# Start of Records shown

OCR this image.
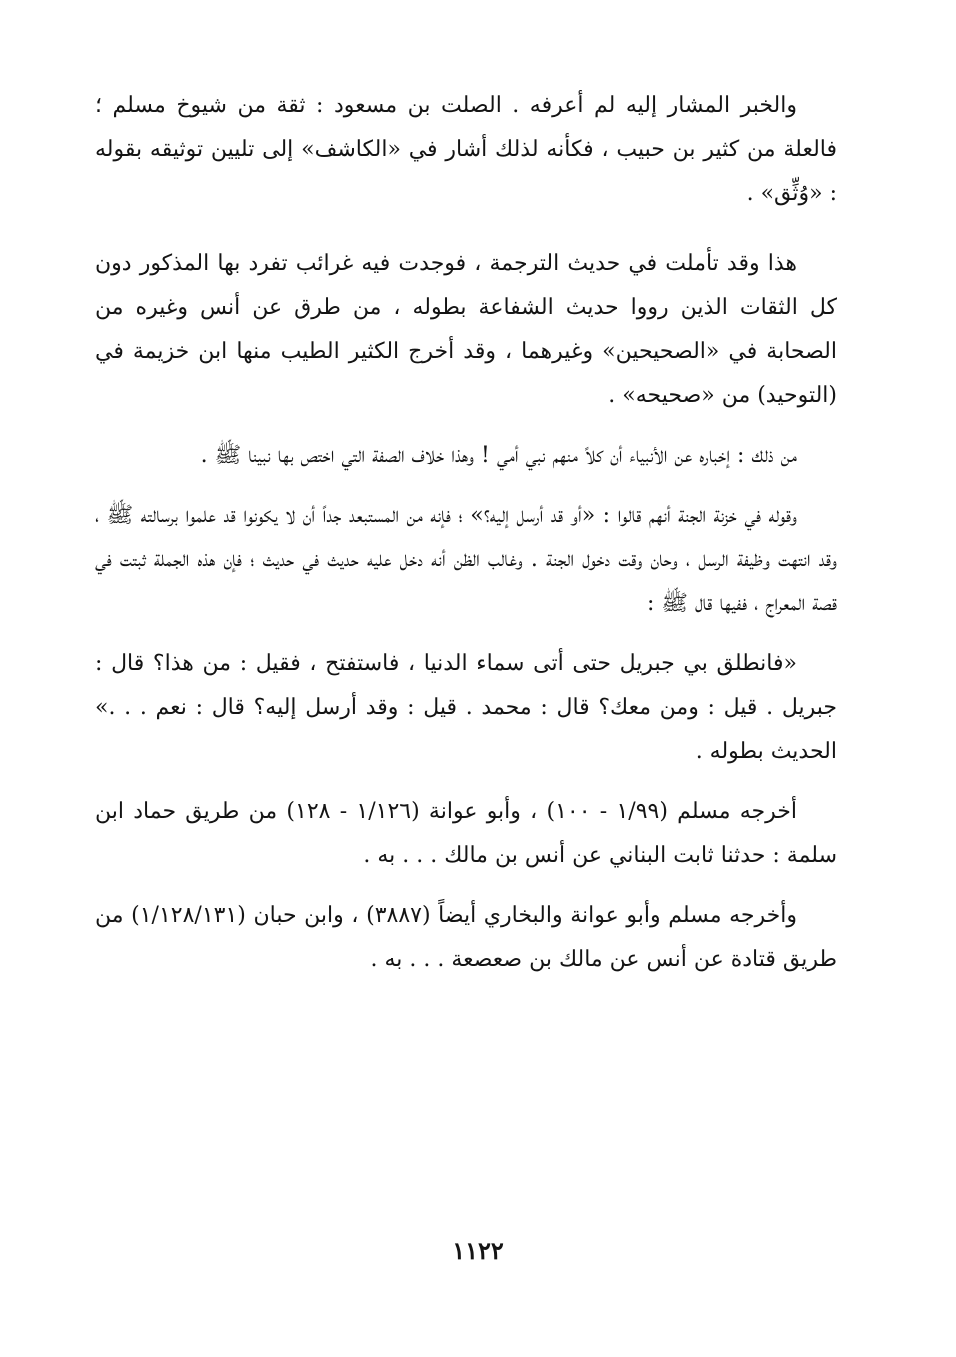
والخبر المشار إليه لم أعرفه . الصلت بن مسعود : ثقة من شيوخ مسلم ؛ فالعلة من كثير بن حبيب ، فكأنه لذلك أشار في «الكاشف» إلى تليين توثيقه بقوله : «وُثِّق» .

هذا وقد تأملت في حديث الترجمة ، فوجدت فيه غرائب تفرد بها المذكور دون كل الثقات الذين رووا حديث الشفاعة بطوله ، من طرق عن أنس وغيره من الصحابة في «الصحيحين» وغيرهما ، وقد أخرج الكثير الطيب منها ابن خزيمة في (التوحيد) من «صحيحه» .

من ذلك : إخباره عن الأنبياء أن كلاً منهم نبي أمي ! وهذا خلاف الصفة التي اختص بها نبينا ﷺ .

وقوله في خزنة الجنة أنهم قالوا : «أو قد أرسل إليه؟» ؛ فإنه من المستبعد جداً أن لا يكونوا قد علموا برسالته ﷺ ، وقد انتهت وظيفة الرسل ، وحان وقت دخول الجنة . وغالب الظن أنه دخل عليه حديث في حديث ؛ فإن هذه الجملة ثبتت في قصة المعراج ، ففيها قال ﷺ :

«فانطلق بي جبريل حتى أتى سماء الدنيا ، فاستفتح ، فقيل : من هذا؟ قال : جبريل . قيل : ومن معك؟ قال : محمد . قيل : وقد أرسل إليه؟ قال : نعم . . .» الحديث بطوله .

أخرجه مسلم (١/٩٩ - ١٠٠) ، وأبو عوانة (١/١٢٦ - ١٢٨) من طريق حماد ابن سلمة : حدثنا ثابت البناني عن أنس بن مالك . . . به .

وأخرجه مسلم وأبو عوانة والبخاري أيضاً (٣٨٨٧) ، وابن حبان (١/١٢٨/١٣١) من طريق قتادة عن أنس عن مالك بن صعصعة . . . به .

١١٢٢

# End of Records shown

◆ **The exercise**
Collect the lines that hold "مسلم".

◆ **Reply**
والخبر المشار إليه لم أعرفه . الصلت بن مسعود : ثقة من شيوخ مسلم ؛ فالعلة من كثير بن حبيب ، فكأنه لذلك أشار في «الكاشف» إلى تليين توثيقه بقوله : «وُثِّق» .
أخرجه مسلم (١/٩٩ - ١٠٠) ، وأبو عوانة (١/١٢٦ - ١٢٨) من طريق حماد ابن سلمة : حدثنا ثابت البناني عن أنس بن مالك . . . به .
وأخرجه مسلم وأبو عوانة والبخاري أيضاً (٣٨٨٧) ، وابن حبان (١/١٢٨/١٣١) من طريق قتادة عن أنس عن مالك بن صعصعة . . . به .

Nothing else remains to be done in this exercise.